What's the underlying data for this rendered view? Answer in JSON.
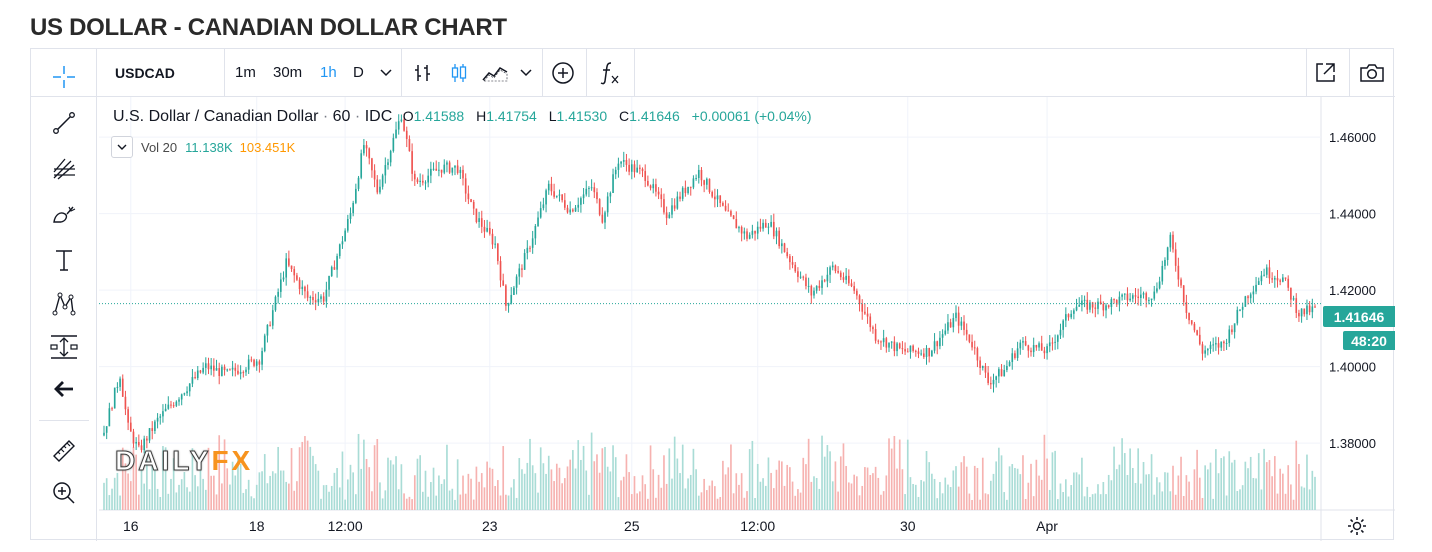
{
  "page_title": "US DOLLAR - CANADIAN DOLLAR CHART",
  "toolbar": {
    "symbol": "USDCAD",
    "intervals": [
      "1m",
      "30m",
      "1h",
      "D"
    ],
    "active_interval": "1h",
    "icons": [
      "chevron-down-icon",
      "bar-style-icon",
      "candle-style-icon",
      "area-style-icon",
      "chevron-down-icon",
      "compare-add-icon",
      "indicators-fx-icon",
      "popout-icon",
      "camera-icon"
    ]
  },
  "left_tools": [
    "crosshair-icon",
    "trend-line-icon",
    "fib-tool-icon",
    "brush-icon",
    "text-tool-icon",
    "pattern-icon",
    "measure-icon",
    "back-arrow-icon",
    "ruler-icon",
    "zoom-in-icon"
  ],
  "legend": {
    "name": "U.S. Dollar / Canadian Dollar",
    "dot": "·",
    "interval": "60",
    "source": "IDC",
    "o_label": "O",
    "o_value": "1.41588",
    "h_label": "H",
    "h_value": "1.41754",
    "l_label": "L",
    "l_value": "1.41530",
    "c_label": "C",
    "c_value": "1.41646",
    "change": "+0.00061 (+0.04%)",
    "vol_label": "Vol 20",
    "vol_value": "11.138K",
    "vol_ma": "103.451K"
  },
  "watermark": {
    "left": "DAILY",
    "right": "FX"
  },
  "price_badge": "1.41646",
  "countdown_badge": "48:20",
  "colors": {
    "up": "#26a69a",
    "down": "#ef5350",
    "vol_up": "#a9dcd6",
    "vol_down": "#f6b2b0",
    "accent": "#2196f3",
    "vol_ma": "#ff9800",
    "badge": "#26a69a"
  },
  "chart_data": {
    "type": "candlestick",
    "title": "US DOLLAR - CANADIAN DOLLAR CHART",
    "symbol": "USDCAD",
    "interval": "1h",
    "ylim": [
      1.3625,
      1.4705
    ],
    "yticks": [
      1.38,
      1.4,
      1.42,
      1.44,
      1.46
    ],
    "ytick_labels": [
      "1.38000",
      "1.40000",
      "1.42000",
      "1.44000",
      "1.46000"
    ],
    "xtick_labels": [
      "16",
      "18",
      "12:00",
      "23",
      "25",
      "12:00",
      "30",
      "Apr"
    ],
    "last_price": 1.41646,
    "anchors": [
      [
        0,
        1.383
      ],
      [
        6,
        1.398
      ],
      [
        9,
        1.384
      ],
      [
        13,
        1.378
      ],
      [
        20,
        1.386
      ],
      [
        30,
        1.394
      ],
      [
        38,
        1.4
      ],
      [
        46,
        1.398
      ],
      [
        58,
        1.402
      ],
      [
        68,
        1.427
      ],
      [
        76,
        1.418
      ],
      [
        82,
        1.418
      ],
      [
        92,
        1.44
      ],
      [
        97,
        1.458
      ],
      [
        102,
        1.446
      ],
      [
        111,
        1.466
      ],
      [
        116,
        1.448
      ],
      [
        126,
        1.452
      ],
      [
        132,
        1.452
      ],
      [
        138,
        1.44
      ],
      [
        146,
        1.432
      ],
      [
        150,
        1.416
      ],
      [
        158,
        1.43
      ],
      [
        166,
        1.447
      ],
      [
        174,
        1.441
      ],
      [
        182,
        1.447
      ],
      [
        186,
        1.439
      ],
      [
        192,
        1.454
      ],
      [
        202,
        1.45
      ],
      [
        210,
        1.44
      ],
      [
        222,
        1.451
      ],
      [
        232,
        1.44
      ],
      [
        240,
        1.434
      ],
      [
        248,
        1.438
      ],
      [
        256,
        1.428
      ],
      [
        264,
        1.419
      ],
      [
        272,
        1.426
      ],
      [
        280,
        1.42
      ],
      [
        288,
        1.408
      ],
      [
        298,
        1.404
      ],
      [
        308,
        1.404
      ],
      [
        318,
        1.413
      ],
      [
        324,
        1.406
      ],
      [
        330,
        1.396
      ],
      [
        336,
        1.399
      ],
      [
        342,
        1.406
      ],
      [
        352,
        1.404
      ],
      [
        362,
        1.416
      ],
      [
        372,
        1.416
      ],
      [
        382,
        1.418
      ],
      [
        392,
        1.419
      ],
      [
        398,
        1.433
      ],
      [
        404,
        1.415
      ],
      [
        410,
        1.404
      ],
      [
        418,
        1.406
      ],
      [
        426,
        1.418
      ],
      [
        433,
        1.425
      ],
      [
        440,
        1.423
      ],
      [
        446,
        1.414
      ],
      [
        452,
        1.415
      ]
    ],
    "volume_ma20": 103451,
    "last_volume": 11138
  }
}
= = = = = = =
Quote every line of the records above exactly; no picture is to be copied.

# Solved exercise
What's the underlying data for this rendered view? Answer in JSON.
{
  "page_title": "US DOLLAR - CANADIAN DOLLAR CHART",
  "toolbar": {
    "symbol": "USDCAD",
    "intervals": [
      "1m",
      "30m",
      "1h",
      "D"
    ],
    "active_interval": "1h",
    "icons": [
      "chevron-down-icon",
      "bar-style-icon",
      "candle-style-icon",
      "area-style-icon",
      "chevron-down-icon",
      "compare-add-icon",
      "indicators-fx-icon",
      "popout-icon",
      "camera-icon"
    ]
  },
  "left_tools": [
    "crosshair-icon",
    "trend-line-icon",
    "fib-tool-icon",
    "brush-icon",
    "text-tool-icon",
    "pattern-icon",
    "measure-icon",
    "back-arrow-icon",
    "ruler-icon",
    "zoom-in-icon"
  ],
  "legend": {
    "name": "U.S. Dollar / Canadian Dollar",
    "dot": "·",
    "interval": "60",
    "source": "IDC",
    "o_label": "O",
    "o_value": "1.41588",
    "h_label": "H",
    "h_value": "1.41754",
    "l_label": "L",
    "l_value": "1.41530",
    "c_label": "C",
    "c_value": "1.41646",
    "change": "+0.00061 (+0.04%)",
    "vol_label": "Vol 20",
    "vol_value": "11.138K",
    "vol_ma": "103.451K"
  },
  "watermark": {
    "left": "DAILY",
    "right": "FX"
  },
  "price_badge": "1.41646",
  "countdown_badge": "48:20",
  "colors": {
    "up": "#26a69a",
    "down": "#ef5350",
    "vol_up": "#a9dcd6",
    "vol_down": "#f6b2b0",
    "accent": "#2196f3",
    "vol_ma": "#ff9800",
    "badge": "#26a69a"
  },
  "chart_data": {
    "type": "candlestick",
    "title": "US DOLLAR - CANADIAN DOLLAR CHART",
    "symbol": "USDCAD",
    "interval": "1h",
    "ylim": [
      1.3625,
      1.4705
    ],
    "yticks": [
      1.38,
      1.4,
      1.42,
      1.44,
      1.46
    ],
    "ytick_labels": [
      "1.38000",
      "1.40000",
      "1.42000",
      "1.44000",
      "1.46000"
    ],
    "xtick_labels": [
      "16",
      "18",
      "12:00",
      "23",
      "25",
      "12:00",
      "30",
      "Apr"
    ],
    "last_price": 1.41646,
    "anchors": [
      [
        0,
        1.383
      ],
      [
        6,
        1.398
      ],
      [
        9,
        1.384
      ],
      [
        13,
        1.378
      ],
      [
        20,
        1.386
      ],
      [
        30,
        1.394
      ],
      [
        38,
        1.4
      ],
      [
        46,
        1.398
      ],
      [
        58,
        1.402
      ],
      [
        68,
        1.427
      ],
      [
        76,
        1.418
      ],
      [
        82,
        1.418
      ],
      [
        92,
        1.44
      ],
      [
        97,
        1.458
      ],
      [
        102,
        1.446
      ],
      [
        111,
        1.466
      ],
      [
        116,
        1.448
      ],
      [
        126,
        1.452
      ],
      [
        132,
        1.452
      ],
      [
        138,
        1.44
      ],
      [
        146,
        1.432
      ],
      [
        150,
        1.416
      ],
      [
        158,
        1.43
      ],
      [
        166,
        1.447
      ],
      [
        174,
        1.441
      ],
      [
        182,
        1.447
      ],
      [
        186,
        1.439
      ],
      [
        192,
        1.454
      ],
      [
        202,
        1.45
      ],
      [
        210,
        1.44
      ],
      [
        222,
        1.451
      ],
      [
        232,
        1.44
      ],
      [
        240,
        1.434
      ],
      [
        248,
        1.438
      ],
      [
        256,
        1.428
      ],
      [
        264,
        1.419
      ],
      [
        272,
        1.426
      ],
      [
        280,
        1.42
      ],
      [
        288,
        1.408
      ],
      [
        298,
        1.404
      ],
      [
        308,
        1.404
      ],
      [
        318,
        1.413
      ],
      [
        324,
        1.406
      ],
      [
        330,
        1.396
      ],
      [
        336,
        1.399
      ],
      [
        342,
        1.406
      ],
      [
        352,
        1.404
      ],
      [
        362,
        1.416
      ],
      [
        372,
        1.416
      ],
      [
        382,
        1.418
      ],
      [
        392,
        1.419
      ],
      [
        398,
        1.433
      ],
      [
        404,
        1.415
      ],
      [
        410,
        1.404
      ],
      [
        418,
        1.406
      ],
      [
        426,
        1.418
      ],
      [
        433,
        1.425
      ],
      [
        440,
        1.423
      ],
      [
        446,
        1.414
      ],
      [
        452,
        1.415
      ]
    ],
    "volume_ma20": 103451,
    "last_volume": 11138
  }
}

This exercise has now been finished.